[Excerpt from a dataset]
****************

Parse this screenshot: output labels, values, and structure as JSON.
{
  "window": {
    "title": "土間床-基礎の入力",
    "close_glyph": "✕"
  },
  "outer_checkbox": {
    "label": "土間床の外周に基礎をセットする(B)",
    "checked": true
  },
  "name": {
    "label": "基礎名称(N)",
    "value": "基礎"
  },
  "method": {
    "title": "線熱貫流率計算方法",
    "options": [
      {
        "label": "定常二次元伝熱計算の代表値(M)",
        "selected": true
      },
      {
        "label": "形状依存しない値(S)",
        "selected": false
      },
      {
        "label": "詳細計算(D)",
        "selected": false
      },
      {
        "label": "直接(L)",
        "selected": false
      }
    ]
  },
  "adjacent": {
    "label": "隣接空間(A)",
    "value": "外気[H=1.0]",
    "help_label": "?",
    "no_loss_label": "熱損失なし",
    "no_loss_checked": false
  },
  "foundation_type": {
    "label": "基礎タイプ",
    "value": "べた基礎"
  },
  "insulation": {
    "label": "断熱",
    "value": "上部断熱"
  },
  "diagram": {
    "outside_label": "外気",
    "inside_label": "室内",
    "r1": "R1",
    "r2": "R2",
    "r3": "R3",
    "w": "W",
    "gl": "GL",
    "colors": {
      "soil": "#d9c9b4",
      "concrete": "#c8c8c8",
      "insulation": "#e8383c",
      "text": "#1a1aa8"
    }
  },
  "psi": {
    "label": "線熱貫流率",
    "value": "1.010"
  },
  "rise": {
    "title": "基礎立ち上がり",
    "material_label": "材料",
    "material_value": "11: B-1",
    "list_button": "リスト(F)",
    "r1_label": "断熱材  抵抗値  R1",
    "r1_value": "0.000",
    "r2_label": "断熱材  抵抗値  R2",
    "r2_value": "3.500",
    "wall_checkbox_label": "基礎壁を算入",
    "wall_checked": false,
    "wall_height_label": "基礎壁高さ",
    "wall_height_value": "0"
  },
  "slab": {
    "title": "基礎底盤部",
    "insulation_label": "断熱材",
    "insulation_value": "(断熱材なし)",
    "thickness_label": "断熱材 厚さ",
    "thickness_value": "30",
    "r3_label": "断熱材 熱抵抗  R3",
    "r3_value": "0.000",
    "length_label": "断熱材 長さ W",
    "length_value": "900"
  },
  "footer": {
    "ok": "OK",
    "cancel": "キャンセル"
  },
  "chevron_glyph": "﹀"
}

****************

**Goal of the exercise**
All of the material above needs to be retyped word for word.

**Exercise answer**
Parse this screenshot: output labels, values, and structure as JSON.
{
  "window": {
    "title": "土間床-基礎の入力",
    "close_glyph": "✕"
  },
  "outer_checkbox": {
    "label": "土間床の外周に基礎をセットする(B)",
    "checked": true
  },
  "name": {
    "label": "基礎名称(N)",
    "value": "基礎"
  },
  "method": {
    "title": "線熱貫流率計算方法",
    "options": [
      {
        "label": "定常二次元伝熱計算の代表値(M)",
        "selected": true
      },
      {
        "label": "形状依存しない値(S)",
        "selected": false
      },
      {
        "label": "詳細計算(D)",
        "selected": false
      },
      {
        "label": "直接(L)",
        "selected": false
      }
    ]
  },
  "adjacent": {
    "label": "隣接空間(A)",
    "value": "外気[H=1.0]",
    "help_label": "?",
    "no_loss_label": "熱損失なし",
    "no_loss_checked": false
  },
  "foundation_type": {
    "label": "基礎タイプ",
    "value": "べた基礎"
  },
  "insulation": {
    "label": "断熱",
    "value": "上部断熱"
  },
  "diagram": {
    "outside_label": "外気",
    "inside_label": "室内",
    "r1": "R1",
    "r2": "R2",
    "r3": "R3",
    "w": "W",
    "gl": "GL",
    "colors": {
      "soil": "#d9c9b4",
      "concrete": "#c8c8c8",
      "insulation": "#e8383c",
      "text": "#1a1aa8"
    }
  },
  "psi": {
    "label": "線熱貫流率",
    "value": "1.010"
  },
  "rise": {
    "title": "基礎立ち上がり",
    "material_label": "材料",
    "material_value": "11: B-1",
    "list_button": "リスト(F)",
    "r1_label": "断熱材  抵抗値  R1",
    "r1_value": "0.000",
    "r2_label": "断熱材  抵抗値  R2",
    "r2_value": "3.500",
    "wall_checkbox_label": "基礎壁を算入",
    "wall_checked": false,
    "wall_height_label": "基礎壁高さ",
    "wall_height_value": "0"
  },
  "slab": {
    "title": "基礎底盤部",
    "insulation_label": "断熱材",
    "insulation_value": "(断熱材なし)",
    "thickness_label": "断熱材 厚さ",
    "thickness_value": "30",
    "r3_label": "断熱材 熱抵抗  R3",
    "r3_value": "0.000",
    "length_label": "断熱材 長さ W",
    "length_value": "900"
  },
  "footer": {
    "ok": "OK",
    "cancel": "キャンセル"
  },
  "chevron_glyph": "﹀"
}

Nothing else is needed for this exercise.